## Short exercise
Go through the entries and transcribe each one exactly, dropping the pictures.

+++ Stored records +++

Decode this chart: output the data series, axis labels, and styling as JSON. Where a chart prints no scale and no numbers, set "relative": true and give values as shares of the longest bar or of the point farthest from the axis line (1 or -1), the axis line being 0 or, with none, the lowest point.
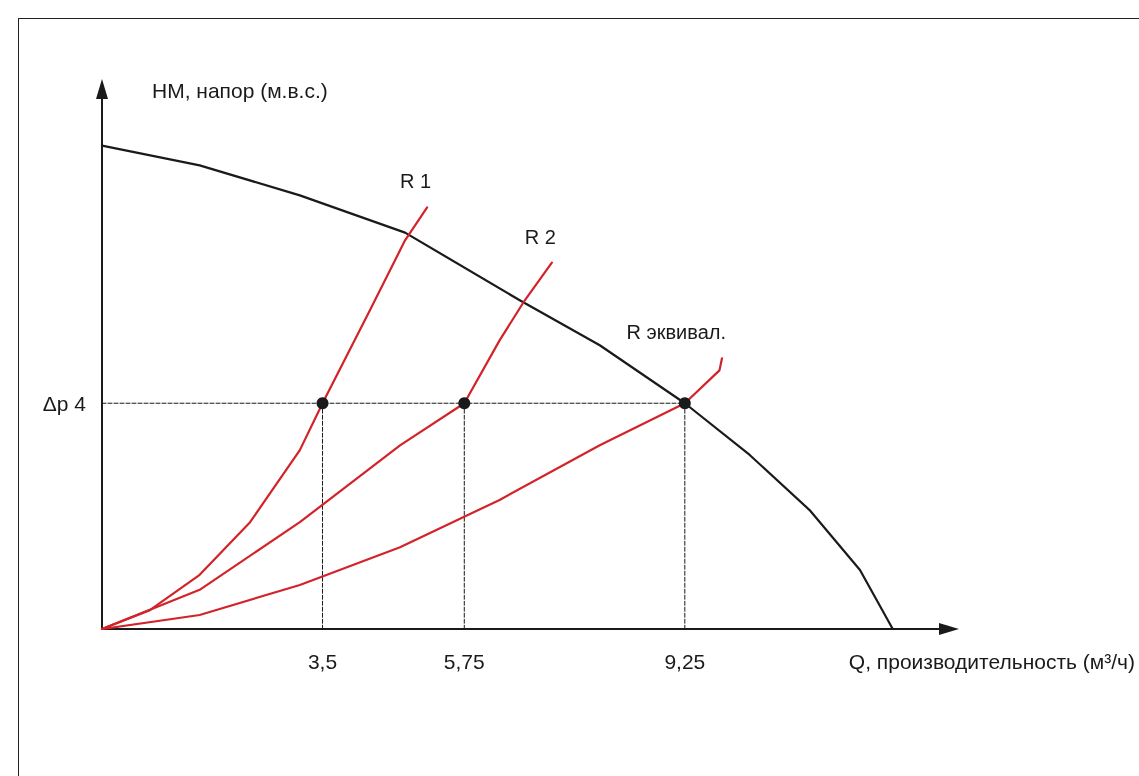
{
  "chart_data": {
    "type": "line",
    "relative": true,
    "xlabel": "Q, производительность (м³/ч)",
    "ylabel": "НМ, напор (м.в.с.)",
    "xlim": [
      0,
      13.3
    ],
    "xticks": [
      {
        "value": 3.5,
        "label": "3,5"
      },
      {
        "value": 5.75,
        "label": "5,75"
      },
      {
        "value": 9.25,
        "label": "9,25"
      }
    ],
    "grid": false,
    "marker": "none",
    "line_style": "solid",
    "annotations": [
      {
        "text": "Δp 4",
        "x": 0,
        "y": 0.467
      }
    ],
    "series": [
      {
        "color": "#1a1a1a",
        "x": [
          0,
          1.55,
          3.14,
          4.81,
          6.63,
          7.9,
          9.25,
          10.28,
          11.23,
          12.03,
          12.55
        ],
        "values": [
          1,
          0.959,
          0.897,
          0.82,
          0.68,
          0.587,
          0.467,
          0.36,
          0.246,
          0.122,
          0
        ]
      },
      {
        "name": "R 1",
        "color": "#d2232a",
        "x": [
          0,
          0.76,
          1.55,
          2.35,
          3.14,
          3.5,
          4.25,
          4.81,
          5.16
        ],
        "values": [
          0,
          0.039,
          0.112,
          0.221,
          0.37,
          0.467,
          0.659,
          0.804,
          0.872
        ]
      },
      {
        "name": "R 2",
        "color": "#d2232a",
        "x": [
          0,
          1.55,
          3.14,
          4.73,
          5.75,
          6.31,
          6.71,
          7.14
        ],
        "values": [
          0,
          0.081,
          0.221,
          0.38,
          0.467,
          0.597,
          0.68,
          0.758
        ]
      },
      {
        "name": "R эквивал.",
        "color": "#d2232a",
        "x": [
          0,
          1.55,
          3.14,
          4.73,
          6.31,
          7.9,
          9.25,
          9.8,
          9.84
        ],
        "values": [
          0,
          0.029,
          0.091,
          0.169,
          0.267,
          0.38,
          0.467,
          0.535,
          0.56
        ]
      },
      {
        "color": "#1a1a1a",
        "line_style": "dashed",
        "x": [
          0,
          9.25
        ],
        "values": [
          0.467,
          0.467
        ]
      },
      {
        "color": "#1a1a1a",
        "line_style": "dashed",
        "x": [
          3.5,
          3.5
        ],
        "values": [
          0.467,
          0
        ]
      },
      {
        "color": "#1a1a1a",
        "line_style": "dashed",
        "x": [
          5.75,
          5.75
        ],
        "values": [
          0.467,
          0
        ]
      },
      {
        "color": "#1a1a1a",
        "line_style": "dashed",
        "x": [
          9.25,
          9.25
        ],
        "values": [
          0.467,
          0
        ]
      },
      {
        "type": "scatter",
        "marker": "circle",
        "color": "#1a1a1a",
        "x": [
          3.5,
          5.75,
          9.25
        ],
        "values": [
          0.467,
          0.467,
          0.467
        ]
      }
    ]
  }
}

+++

## Solution
Decode this chart: output the data series, axis labels, and styling as JSON. Where a chart prints no scale and no numbers, set "relative": true and give values as shares of the longest bar or of the point farthest from the axis line (1 or -1), the axis line being 0 or, with none, the lowest point.
{
  "chart_data": {
    "type": "line",
    "relative": true,
    "xlabel": "Q, производительность (м³/ч)",
    "ylabel": "НМ, напор (м.в.с.)",
    "xlim": [
      0,
      13.3
    ],
    "xticks": [
      {
        "value": 3.5,
        "label": "3,5"
      },
      {
        "value": 5.75,
        "label": "5,75"
      },
      {
        "value": 9.25,
        "label": "9,25"
      }
    ],
    "grid": false,
    "marker": "none",
    "line_style": "solid",
    "annotations": [
      {
        "text": "Δp 4",
        "x": 0,
        "y": 0.467
      }
    ],
    "series": [
      {
        "color": "#1a1a1a",
        "x": [
          0,
          1.55,
          3.14,
          4.81,
          6.63,
          7.9,
          9.25,
          10.28,
          11.23,
          12.03,
          12.55
        ],
        "values": [
          1,
          0.959,
          0.897,
          0.82,
          0.68,
          0.587,
          0.467,
          0.36,
          0.246,
          0.122,
          0
        ]
      },
      {
        "name": "R 1",
        "color": "#d2232a",
        "x": [
          0,
          0.76,
          1.55,
          2.35,
          3.14,
          3.5,
          4.25,
          4.81,
          5.16
        ],
        "values": [
          0,
          0.039,
          0.112,
          0.221,
          0.37,
          0.467,
          0.659,
          0.804,
          0.872
        ]
      },
      {
        "name": "R 2",
        "color": "#d2232a",
        "x": [
          0,
          1.55,
          3.14,
          4.73,
          5.75,
          6.31,
          6.71,
          7.14
        ],
        "values": [
          0,
          0.081,
          0.221,
          0.38,
          0.467,
          0.597,
          0.68,
          0.758
        ]
      },
      {
        "name": "R эквивал.",
        "color": "#d2232a",
        "x": [
          0,
          1.55,
          3.14,
          4.73,
          6.31,
          7.9,
          9.25,
          9.8,
          9.84
        ],
        "values": [
          0,
          0.029,
          0.091,
          0.169,
          0.267,
          0.38,
          0.467,
          0.535,
          0.56
        ]
      },
      {
        "color": "#1a1a1a",
        "line_style": "dashed",
        "x": [
          0,
          9.25
        ],
        "values": [
          0.467,
          0.467
        ]
      },
      {
        "color": "#1a1a1a",
        "line_style": "dashed",
        "x": [
          3.5,
          3.5
        ],
        "values": [
          0.467,
          0
        ]
      },
      {
        "color": "#1a1a1a",
        "line_style": "dashed",
        "x": [
          5.75,
          5.75
        ],
        "values": [
          0.467,
          0
        ]
      },
      {
        "color": "#1a1a1a",
        "line_style": "dashed",
        "x": [
          9.25,
          9.25
        ],
        "values": [
          0.467,
          0
        ]
      },
      {
        "type": "scatter",
        "marker": "circle",
        "color": "#1a1a1a",
        "x": [
          3.5,
          5.75,
          9.25
        ],
        "values": [
          0.467,
          0.467,
          0.467
        ]
      }
    ]
  }
}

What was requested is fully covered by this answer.